Stored data entries:
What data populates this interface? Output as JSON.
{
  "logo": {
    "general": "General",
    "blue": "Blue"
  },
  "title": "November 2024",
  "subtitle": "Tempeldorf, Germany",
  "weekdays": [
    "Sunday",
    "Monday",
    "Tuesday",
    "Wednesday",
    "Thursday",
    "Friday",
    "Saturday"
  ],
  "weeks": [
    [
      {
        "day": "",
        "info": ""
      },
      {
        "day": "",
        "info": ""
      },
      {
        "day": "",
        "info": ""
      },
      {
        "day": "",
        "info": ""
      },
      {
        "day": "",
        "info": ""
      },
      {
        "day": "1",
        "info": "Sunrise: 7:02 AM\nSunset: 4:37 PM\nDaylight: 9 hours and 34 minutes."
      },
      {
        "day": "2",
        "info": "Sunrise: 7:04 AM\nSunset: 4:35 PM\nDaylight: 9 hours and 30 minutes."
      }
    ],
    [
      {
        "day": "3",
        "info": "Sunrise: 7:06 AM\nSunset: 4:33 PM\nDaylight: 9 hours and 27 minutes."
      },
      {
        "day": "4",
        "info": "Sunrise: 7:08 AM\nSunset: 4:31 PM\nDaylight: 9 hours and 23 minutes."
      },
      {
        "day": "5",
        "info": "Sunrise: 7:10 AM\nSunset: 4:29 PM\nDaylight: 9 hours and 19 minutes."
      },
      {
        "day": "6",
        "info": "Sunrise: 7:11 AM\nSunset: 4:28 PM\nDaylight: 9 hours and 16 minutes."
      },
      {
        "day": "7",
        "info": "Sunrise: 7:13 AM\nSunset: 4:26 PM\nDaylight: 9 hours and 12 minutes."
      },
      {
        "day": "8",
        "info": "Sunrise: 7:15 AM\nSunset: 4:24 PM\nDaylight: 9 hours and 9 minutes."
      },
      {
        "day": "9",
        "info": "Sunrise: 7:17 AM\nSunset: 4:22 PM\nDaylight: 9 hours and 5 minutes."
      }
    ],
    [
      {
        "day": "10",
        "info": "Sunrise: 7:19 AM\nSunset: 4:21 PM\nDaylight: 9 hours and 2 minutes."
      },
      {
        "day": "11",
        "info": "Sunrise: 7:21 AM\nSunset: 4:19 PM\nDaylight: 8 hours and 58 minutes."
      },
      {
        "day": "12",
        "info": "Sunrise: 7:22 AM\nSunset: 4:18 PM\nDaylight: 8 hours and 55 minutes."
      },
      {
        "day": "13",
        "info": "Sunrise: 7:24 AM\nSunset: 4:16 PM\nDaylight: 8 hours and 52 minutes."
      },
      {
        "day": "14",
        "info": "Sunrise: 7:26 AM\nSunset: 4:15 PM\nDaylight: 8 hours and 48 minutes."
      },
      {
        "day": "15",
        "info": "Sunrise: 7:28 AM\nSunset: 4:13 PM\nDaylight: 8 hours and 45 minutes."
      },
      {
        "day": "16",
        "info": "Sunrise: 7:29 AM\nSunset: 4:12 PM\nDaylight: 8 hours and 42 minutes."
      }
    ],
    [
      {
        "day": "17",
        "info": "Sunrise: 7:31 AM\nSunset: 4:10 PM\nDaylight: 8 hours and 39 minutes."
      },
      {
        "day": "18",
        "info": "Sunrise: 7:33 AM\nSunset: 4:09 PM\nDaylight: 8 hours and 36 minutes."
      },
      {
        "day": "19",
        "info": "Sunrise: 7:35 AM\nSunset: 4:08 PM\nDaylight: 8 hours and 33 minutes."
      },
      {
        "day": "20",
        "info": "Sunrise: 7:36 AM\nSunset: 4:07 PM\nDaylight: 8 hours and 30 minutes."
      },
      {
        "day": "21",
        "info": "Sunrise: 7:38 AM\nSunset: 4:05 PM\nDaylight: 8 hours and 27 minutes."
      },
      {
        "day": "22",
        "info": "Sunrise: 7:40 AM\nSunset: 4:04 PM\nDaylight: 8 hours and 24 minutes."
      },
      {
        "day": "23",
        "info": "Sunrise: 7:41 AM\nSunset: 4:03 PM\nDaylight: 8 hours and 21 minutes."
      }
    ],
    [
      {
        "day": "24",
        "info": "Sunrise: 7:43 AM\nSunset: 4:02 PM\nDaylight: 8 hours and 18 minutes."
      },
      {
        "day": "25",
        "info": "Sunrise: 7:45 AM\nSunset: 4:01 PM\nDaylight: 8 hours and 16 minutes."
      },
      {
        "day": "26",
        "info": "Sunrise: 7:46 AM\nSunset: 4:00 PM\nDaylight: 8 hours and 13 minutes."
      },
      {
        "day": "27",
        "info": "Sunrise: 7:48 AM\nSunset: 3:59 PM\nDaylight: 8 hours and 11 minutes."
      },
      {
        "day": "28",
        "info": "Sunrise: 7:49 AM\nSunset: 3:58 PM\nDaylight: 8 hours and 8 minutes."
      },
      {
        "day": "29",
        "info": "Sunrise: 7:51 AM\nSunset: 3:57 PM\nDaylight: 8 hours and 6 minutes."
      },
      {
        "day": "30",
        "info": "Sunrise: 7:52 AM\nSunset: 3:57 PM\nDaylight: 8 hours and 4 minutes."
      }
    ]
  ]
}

### Problem statement:
Output all of the material, please, exactly as it stands.

### Answer for the task:
What data populates this interface? Output as JSON.
{
  "logo": {
    "general": "General",
    "blue": "Blue"
  },
  "title": "November 2024",
  "subtitle": "Tempeldorf, Germany",
  "weekdays": [
    "Sunday",
    "Monday",
    "Tuesday",
    "Wednesday",
    "Thursday",
    "Friday",
    "Saturday"
  ],
  "weeks": [
    [
      {
        "day": "",
        "info": ""
      },
      {
        "day": "",
        "info": ""
      },
      {
        "day": "",
        "info": ""
      },
      {
        "day": "",
        "info": ""
      },
      {
        "day": "",
        "info": ""
      },
      {
        "day": "1",
        "info": "Sunrise: 7:02 AM\nSunset: 4:37 PM\nDaylight: 9 hours and 34 minutes."
      },
      {
        "day": "2",
        "info": "Sunrise: 7:04 AM\nSunset: 4:35 PM\nDaylight: 9 hours and 30 minutes."
      }
    ],
    [
      {
        "day": "3",
        "info": "Sunrise: 7:06 AM\nSunset: 4:33 PM\nDaylight: 9 hours and 27 minutes."
      },
      {
        "day": "4",
        "info": "Sunrise: 7:08 AM\nSunset: 4:31 PM\nDaylight: 9 hours and 23 minutes."
      },
      {
        "day": "5",
        "info": "Sunrise: 7:10 AM\nSunset: 4:29 PM\nDaylight: 9 hours and 19 minutes."
      },
      {
        "day": "6",
        "info": "Sunrise: 7:11 AM\nSunset: 4:28 PM\nDaylight: 9 hours and 16 minutes."
      },
      {
        "day": "7",
        "info": "Sunrise: 7:13 AM\nSunset: 4:26 PM\nDaylight: 9 hours and 12 minutes."
      },
      {
        "day": "8",
        "info": "Sunrise: 7:15 AM\nSunset: 4:24 PM\nDaylight: 9 hours and 9 minutes."
      },
      {
        "day": "9",
        "info": "Sunrise: 7:17 AM\nSunset: 4:22 PM\nDaylight: 9 hours and 5 minutes."
      }
    ],
    [
      {
        "day": "10",
        "info": "Sunrise: 7:19 AM\nSunset: 4:21 PM\nDaylight: 9 hours and 2 minutes."
      },
      {
        "day": "11",
        "info": "Sunrise: 7:21 AM\nSunset: 4:19 PM\nDaylight: 8 hours and 58 minutes."
      },
      {
        "day": "12",
        "info": "Sunrise: 7:22 AM\nSunset: 4:18 PM\nDaylight: 8 hours and 55 minutes."
      },
      {
        "day": "13",
        "info": "Sunrise: 7:24 AM\nSunset: 4:16 PM\nDaylight: 8 hours and 52 minutes."
      },
      {
        "day": "14",
        "info": "Sunrise: 7:26 AM\nSunset: 4:15 PM\nDaylight: 8 hours and 48 minutes."
      },
      {
        "day": "15",
        "info": "Sunrise: 7:28 AM\nSunset: 4:13 PM\nDaylight: 8 hours and 45 minutes."
      },
      {
        "day": "16",
        "info": "Sunrise: 7:29 AM\nSunset: 4:12 PM\nDaylight: 8 hours and 42 minutes."
      }
    ],
    [
      {
        "day": "17",
        "info": "Sunrise: 7:31 AM\nSunset: 4:10 PM\nDaylight: 8 hours and 39 minutes."
      },
      {
        "day": "18",
        "info": "Sunrise: 7:33 AM\nSunset: 4:09 PM\nDaylight: 8 hours and 36 minutes."
      },
      {
        "day": "19",
        "info": "Sunrise: 7:35 AM\nSunset: 4:08 PM\nDaylight: 8 hours and 33 minutes."
      },
      {
        "day": "20",
        "info": "Sunrise: 7:36 AM\nSunset: 4:07 PM\nDaylight: 8 hours and 30 minutes."
      },
      {
        "day": "21",
        "info": "Sunrise: 7:38 AM\nSunset: 4:05 PM\nDaylight: 8 hours and 27 minutes."
      },
      {
        "day": "22",
        "info": "Sunrise: 7:40 AM\nSunset: 4:04 PM\nDaylight: 8 hours and 24 minutes."
      },
      {
        "day": "23",
        "info": "Sunrise: 7:41 AM\nSunset: 4:03 PM\nDaylight: 8 hours and 21 minutes."
      }
    ],
    [
      {
        "day": "24",
        "info": "Sunrise: 7:43 AM\nSunset: 4:02 PM\nDaylight: 8 hours and 18 minutes."
      },
      {
        "day": "25",
        "info": "Sunrise: 7:45 AM\nSunset: 4:01 PM\nDaylight: 8 hours and 16 minutes."
      },
      {
        "day": "26",
        "info": "Sunrise: 7:46 AM\nSunset: 4:00 PM\nDaylight: 8 hours and 13 minutes."
      },
      {
        "day": "27",
        "info": "Sunrise: 7:48 AM\nSunset: 3:59 PM\nDaylight: 8 hours and 11 minutes."
      },
      {
        "day": "28",
        "info": "Sunrise: 7:49 AM\nSunset: 3:58 PM\nDaylight: 8 hours and 8 minutes."
      },
      {
        "day": "29",
        "info": "Sunrise: 7:51 AM\nSunset: 3:57 PM\nDaylight: 8 hours and 6 minutes."
      },
      {
        "day": "30",
        "info": "Sunrise: 7:52 AM\nSunset: 3:57 PM\nDaylight: 8 hours and 4 minutes."
      }
    ]
  ]
}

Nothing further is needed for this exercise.